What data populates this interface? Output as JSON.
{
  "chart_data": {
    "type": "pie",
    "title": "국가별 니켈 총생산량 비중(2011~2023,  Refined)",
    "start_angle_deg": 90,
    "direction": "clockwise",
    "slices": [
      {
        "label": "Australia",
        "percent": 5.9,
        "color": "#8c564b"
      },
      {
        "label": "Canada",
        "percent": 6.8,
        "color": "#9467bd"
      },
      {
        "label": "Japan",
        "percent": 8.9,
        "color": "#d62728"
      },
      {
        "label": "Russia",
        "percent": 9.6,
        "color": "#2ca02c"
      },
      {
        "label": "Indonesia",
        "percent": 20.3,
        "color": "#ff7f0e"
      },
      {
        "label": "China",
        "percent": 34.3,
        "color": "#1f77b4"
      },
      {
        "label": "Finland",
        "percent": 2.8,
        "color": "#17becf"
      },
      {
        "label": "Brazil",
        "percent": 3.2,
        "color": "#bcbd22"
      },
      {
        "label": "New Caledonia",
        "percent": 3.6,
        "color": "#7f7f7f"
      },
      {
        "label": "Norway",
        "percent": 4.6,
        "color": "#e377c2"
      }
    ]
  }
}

* * *

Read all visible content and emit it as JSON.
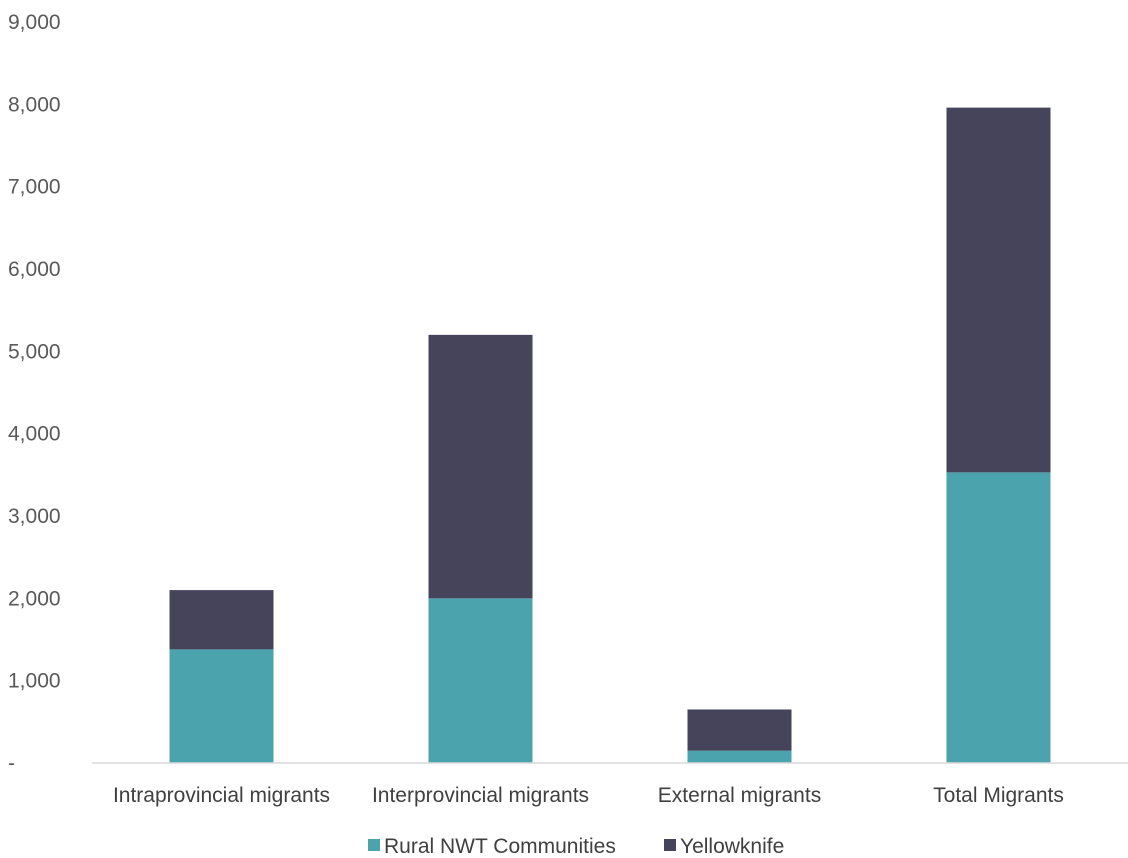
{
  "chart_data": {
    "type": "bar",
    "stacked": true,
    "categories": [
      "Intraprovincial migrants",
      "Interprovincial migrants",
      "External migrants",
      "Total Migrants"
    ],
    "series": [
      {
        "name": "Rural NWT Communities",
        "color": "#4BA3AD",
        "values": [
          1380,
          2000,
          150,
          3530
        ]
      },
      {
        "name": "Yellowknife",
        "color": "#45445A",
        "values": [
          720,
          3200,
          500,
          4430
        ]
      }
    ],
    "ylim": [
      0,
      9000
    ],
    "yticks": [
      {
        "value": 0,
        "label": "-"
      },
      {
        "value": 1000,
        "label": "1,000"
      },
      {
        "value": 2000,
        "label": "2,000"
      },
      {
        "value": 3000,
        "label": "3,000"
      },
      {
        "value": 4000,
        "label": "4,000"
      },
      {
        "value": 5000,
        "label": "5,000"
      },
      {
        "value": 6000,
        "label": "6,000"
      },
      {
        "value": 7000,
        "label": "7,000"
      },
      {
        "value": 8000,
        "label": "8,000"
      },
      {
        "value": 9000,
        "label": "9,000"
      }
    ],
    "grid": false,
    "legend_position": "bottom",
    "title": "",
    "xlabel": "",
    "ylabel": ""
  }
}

_What you will do_
Copy all lines from the material that contain "JSON".

_Worked answer_
What data populates this interface? Output as JSON.
Read all visible content and emit it as JSON.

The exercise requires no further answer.